##### RECORDS PROVIDED #####

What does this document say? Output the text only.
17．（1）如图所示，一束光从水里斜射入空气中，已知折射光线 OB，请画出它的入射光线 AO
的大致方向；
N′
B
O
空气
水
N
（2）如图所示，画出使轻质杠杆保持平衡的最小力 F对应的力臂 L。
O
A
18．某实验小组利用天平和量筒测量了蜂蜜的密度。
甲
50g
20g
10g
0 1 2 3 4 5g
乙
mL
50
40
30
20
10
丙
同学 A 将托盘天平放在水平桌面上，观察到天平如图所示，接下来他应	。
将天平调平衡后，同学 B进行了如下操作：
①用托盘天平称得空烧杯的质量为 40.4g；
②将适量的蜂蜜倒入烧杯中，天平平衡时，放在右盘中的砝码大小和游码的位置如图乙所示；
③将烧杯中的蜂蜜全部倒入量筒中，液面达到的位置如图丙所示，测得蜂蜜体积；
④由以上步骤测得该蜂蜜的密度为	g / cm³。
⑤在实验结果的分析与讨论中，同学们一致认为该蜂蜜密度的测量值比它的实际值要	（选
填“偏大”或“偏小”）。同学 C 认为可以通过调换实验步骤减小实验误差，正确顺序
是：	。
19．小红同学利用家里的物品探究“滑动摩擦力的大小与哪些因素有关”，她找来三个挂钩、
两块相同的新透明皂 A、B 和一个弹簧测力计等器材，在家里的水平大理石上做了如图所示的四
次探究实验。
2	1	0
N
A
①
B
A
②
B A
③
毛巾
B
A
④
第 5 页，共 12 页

#####

* [GIVEN TASK] Return every line exactly.

* [RESULT]
What does this document say? Output the text only.
17．（1）如图所示，一束光从水里斜射入空气中，已知折射光线 OB，请画出它的入射光线 AO
的大致方向；
N′
B
O
空气
水
N
（2）如图所示，画出使轻质杠杆保持平衡的最小力 F对应的力臂 L。
O
A
18．某实验小组利用天平和量筒测量了蜂蜜的密度。
甲
50g
20g
10g
0 1 2 3 4 5g
乙
mL
50
40
30
20
10
丙
同学 A 将托盘天平放在水平桌面上，观察到天平如图所示，接下来他应	。
将天平调平衡后，同学 B进行了如下操作：
①用托盘天平称得空烧杯的质量为 40.4g；
②将适量的蜂蜜倒入烧杯中，天平平衡时，放在右盘中的砝码大小和游码的位置如图乙所示；
③将烧杯中的蜂蜜全部倒入量筒中，液面达到的位置如图丙所示，测得蜂蜜体积；
④由以上步骤测得该蜂蜜的密度为	g / cm³。
⑤在实验结果的分析与讨论中，同学们一致认为该蜂蜜密度的测量值比它的实际值要	（选
填“偏大”或“偏小”）。同学 C 认为可以通过调换实验步骤减小实验误差，正确顺序
是：	。
19．小红同学利用家里的物品探究“滑动摩擦力的大小与哪些因素有关”，她找来三个挂钩、
两块相同的新透明皂 A、B 和一个弹簧测力计等器材，在家里的水平大理石上做了如图所示的四
次探究实验。
2	1	0
N
A
①
B
A
②
B A
③
毛巾
B
A
④
第 5 页，共 12 页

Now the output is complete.